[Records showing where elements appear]
-- begin --

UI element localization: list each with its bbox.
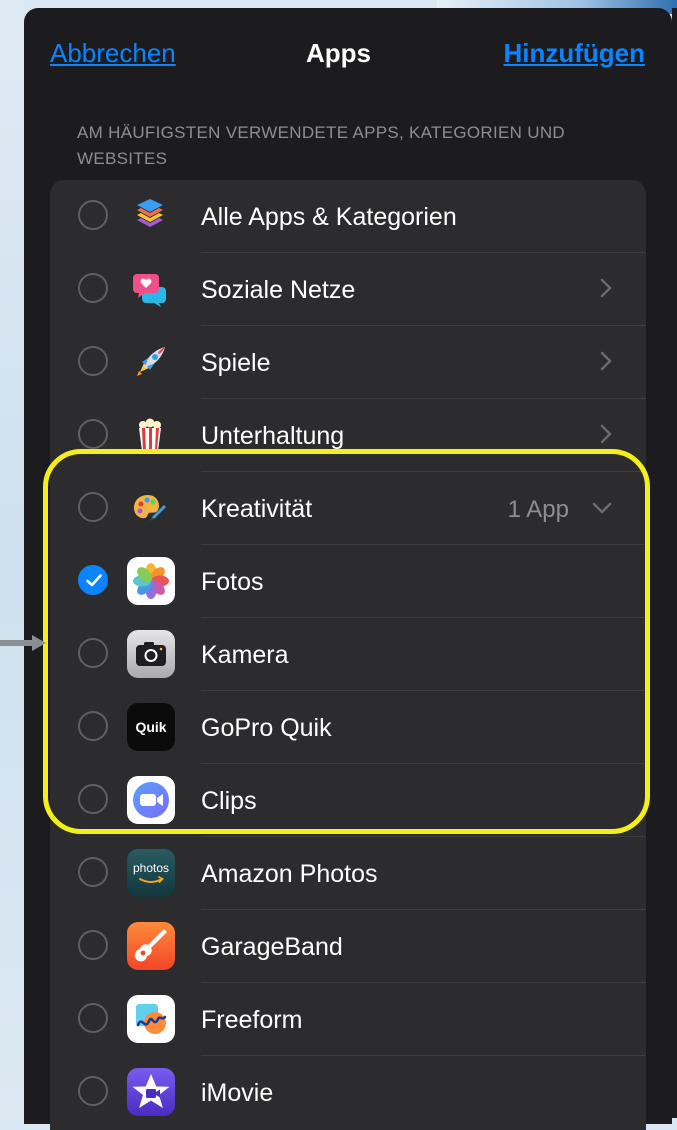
row-label: Fotos xyxy=(201,568,264,596)
radio-button[interactable] xyxy=(78,930,108,960)
row-label: Amazon Photos xyxy=(201,860,378,888)
row-label: Kamera xyxy=(201,641,289,669)
radio-button[interactable] xyxy=(78,784,108,814)
camera-icon xyxy=(127,630,175,678)
app-count: 1 App xyxy=(507,496,569,523)
row-label: Clips xyxy=(201,787,257,815)
speech-bubbles-icon xyxy=(133,274,166,307)
app-row-imovie[interactable]: iMovie xyxy=(50,1056,646,1129)
app-row-clips[interactable]: Clips xyxy=(50,764,646,837)
category-row-games[interactable]: Spiele xyxy=(50,326,646,399)
radio-button-checked[interactable] xyxy=(78,565,108,595)
row-label: Soziale Netze xyxy=(201,276,356,304)
category-row-social[interactable]: Soziale Netze xyxy=(50,253,646,326)
row-label: Freeform xyxy=(201,1006,303,1034)
arrow-annotation-icon xyxy=(0,635,46,651)
section-header: AM HÄUFIGSTEN VERWENDETE APPS, KATEGORIE… xyxy=(77,123,565,168)
chevron-right-icon xyxy=(600,424,612,444)
app-row-photos[interactable]: Fotos xyxy=(50,545,646,618)
app-list: Alle Apps & Kategorien Soziale Netze Spi… xyxy=(50,180,646,1130)
checkmark-icon xyxy=(86,574,102,587)
row-label: GoPro Quik xyxy=(201,714,332,742)
row-label: Alle Apps & Kategorien xyxy=(201,203,457,231)
freeform-icon xyxy=(127,995,175,1043)
gopro-quik-icon: Quik xyxy=(127,703,175,751)
svg-text:Quik: Quik xyxy=(135,719,166,735)
background-left xyxy=(0,0,24,1118)
svg-text:photos: photos xyxy=(133,861,169,875)
garageband-icon xyxy=(127,922,175,970)
row-label: GarageBand xyxy=(201,933,343,961)
radio-button[interactable] xyxy=(78,492,108,522)
chevron-right-icon xyxy=(600,351,612,371)
add-button[interactable]: Hinzufügen xyxy=(503,38,645,69)
radio-button[interactable] xyxy=(78,638,108,668)
radio-button[interactable] xyxy=(78,857,108,887)
rocket-icon xyxy=(137,347,165,376)
imovie-icon xyxy=(127,1068,175,1116)
sheet-edge xyxy=(672,8,677,1118)
app-row-camera[interactable]: Kamera xyxy=(50,618,646,691)
popcorn-icon xyxy=(139,418,161,451)
row-label: Unterhaltung xyxy=(201,422,345,450)
category-row-creativity[interactable]: Kreativität 1 App xyxy=(50,472,646,545)
app-row-garageband[interactable]: GarageBand xyxy=(50,910,646,983)
row-label: Kreativität xyxy=(201,495,313,523)
row-label: Spiele xyxy=(201,349,271,377)
radio-button[interactable] xyxy=(78,1003,108,1033)
row-label: iMovie xyxy=(201,1079,274,1107)
category-row-all-apps[interactable]: Alle Apps & Kategorien xyxy=(50,180,646,253)
app-row-amazon-photos[interactable]: photos Amazon Photos xyxy=(50,837,646,910)
chevron-down-icon[interactable] xyxy=(592,502,612,514)
chevron-right-icon xyxy=(600,278,612,298)
clips-icon xyxy=(127,776,175,824)
radio-button[interactable] xyxy=(78,200,108,230)
photos-icon xyxy=(127,557,175,605)
radio-button[interactable] xyxy=(78,419,108,449)
app-row-freeform[interactable]: Freeform xyxy=(50,983,646,1056)
app-row-gopro-quik[interactable]: Quik GoPro Quik xyxy=(50,691,646,764)
category-row-entertainment[interactable]: Unterhaltung xyxy=(50,399,646,472)
radio-button[interactable] xyxy=(78,711,108,741)
palette-icon xyxy=(134,495,166,521)
amazon-photos-icon: photos xyxy=(127,849,175,897)
stack-icon xyxy=(137,199,163,227)
radio-button[interactable] xyxy=(78,273,108,303)
radio-button[interactable] xyxy=(78,1076,108,1106)
radio-button[interactable] xyxy=(78,346,108,376)
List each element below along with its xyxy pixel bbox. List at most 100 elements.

-- end --

Your goal
Quote the lines of the records above word for word, leaving out the picture lines.

Response to the exercise
UI element localization: list each with its bbox.
row-label: Fotos xyxy=(201,568,264,596)
radio-button[interactable] xyxy=(78,930,108,960)
row-label: Amazon Photos xyxy=(201,860,378,888)
row-label: Kamera xyxy=(201,641,289,669)
radio-button[interactable] xyxy=(78,784,108,814)
camera-icon xyxy=(127,630,175,678)
app-count: 1 App xyxy=(507,496,569,523)
row-label: Clips xyxy=(201,787,257,815)
speech-bubbles-icon xyxy=(133,274,166,307)
app-row-imovie[interactable]: iMovie xyxy=(50,1056,646,1129)
app-row-clips[interactable]: Clips xyxy=(50,764,646,837)
category-row-games[interactable]: Spiele xyxy=(50,326,646,399)
radio-button-checked[interactable] xyxy=(78,565,108,595)
row-label: Soziale Netze xyxy=(201,276,356,304)
category-row-social[interactable]: Soziale Netze xyxy=(50,253,646,326)
row-label: Freeform xyxy=(201,1006,303,1034)
arrow-annotation-icon xyxy=(0,635,46,651)
section-header: AM HÄUFIGSTEN VERWENDETE APPS, KATEGORIE… xyxy=(77,123,565,168)
chevron-right-icon xyxy=(600,424,612,444)
app-row-photos[interactable]: Fotos xyxy=(50,545,646,618)
app-list: Alle Apps & Kategorien Soziale Netze Spi… xyxy=(50,180,646,1130)
checkmark-icon xyxy=(86,574,102,587)
row-label: GoPro Quik xyxy=(201,714,332,742)
row-label: Alle Apps & Kategorien xyxy=(201,203,457,231)
freeform-icon xyxy=(127,995,175,1043)
gopro-quik-icon: Quik xyxy=(127,703,175,751)
svg-text:Quik: Quik xyxy=(135,719,166,735)
background-left xyxy=(0,0,24,1118)
svg-text:photos: photos xyxy=(133,861,169,875)
garageband-icon xyxy=(127,922,175,970)
row-label: GarageBand xyxy=(201,933,343,961)
radio-button[interactable] xyxy=(78,492,108,522)
chevron-right-icon xyxy=(600,351,612,371)
add-button[interactable]: Hinzufügen xyxy=(503,38,645,69)
radio-button[interactable] xyxy=(78,638,108,668)
radio-button[interactable] xyxy=(78,857,108,887)
rocket-icon xyxy=(137,347,165,376)
imovie-icon xyxy=(127,1068,175,1116)
sheet-edge xyxy=(672,8,677,1118)
app-row-camera[interactable]: Kamera xyxy=(50,618,646,691)
popcorn-icon xyxy=(139,418,161,451)
row-label: Unterhaltung xyxy=(201,422,345,450)
category-row-creativity[interactable]: Kreativität 1 App xyxy=(50,472,646,545)
app-row-garageband[interactable]: GarageBand xyxy=(50,910,646,983)
row-label: Kreativität xyxy=(201,495,313,523)
row-label: Spiele xyxy=(201,349,271,377)
radio-button[interactable] xyxy=(78,1003,108,1033)
row-label: iMovie xyxy=(201,1079,274,1107)
category-row-all-apps[interactable]: Alle Apps & Kategorien xyxy=(50,180,646,253)
app-row-amazon-photos[interactable]: photos Amazon Photos xyxy=(50,837,646,910)
chevron-down-icon[interactable] xyxy=(592,502,612,514)
chevron-right-icon xyxy=(600,278,612,298)
clips-icon xyxy=(127,776,175,824)
radio-button[interactable] xyxy=(78,200,108,230)
photos-icon xyxy=(127,557,175,605)
radio-button[interactable] xyxy=(78,419,108,449)
app-row-freeform[interactable]: Freeform xyxy=(50,983,646,1056)
app-row-gopro-quik[interactable]: Quik GoPro Quik xyxy=(50,691,646,764)
category-row-entertainment[interactable]: Unterhaltung xyxy=(50,399,646,472)
radio-button[interactable] xyxy=(78,711,108,741)
palette-icon xyxy=(134,495,166,521)
amazon-photos-icon: photos xyxy=(127,849,175,897)
stack-icon xyxy=(137,199,163,227)
radio-button[interactable] xyxy=(78,273,108,303)
radio-button[interactable] xyxy=(78,1076,108,1106)
radio-button[interactable] xyxy=(78,346,108,376)
List each element below along with its xyxy pixel bbox. List at most 100 elements.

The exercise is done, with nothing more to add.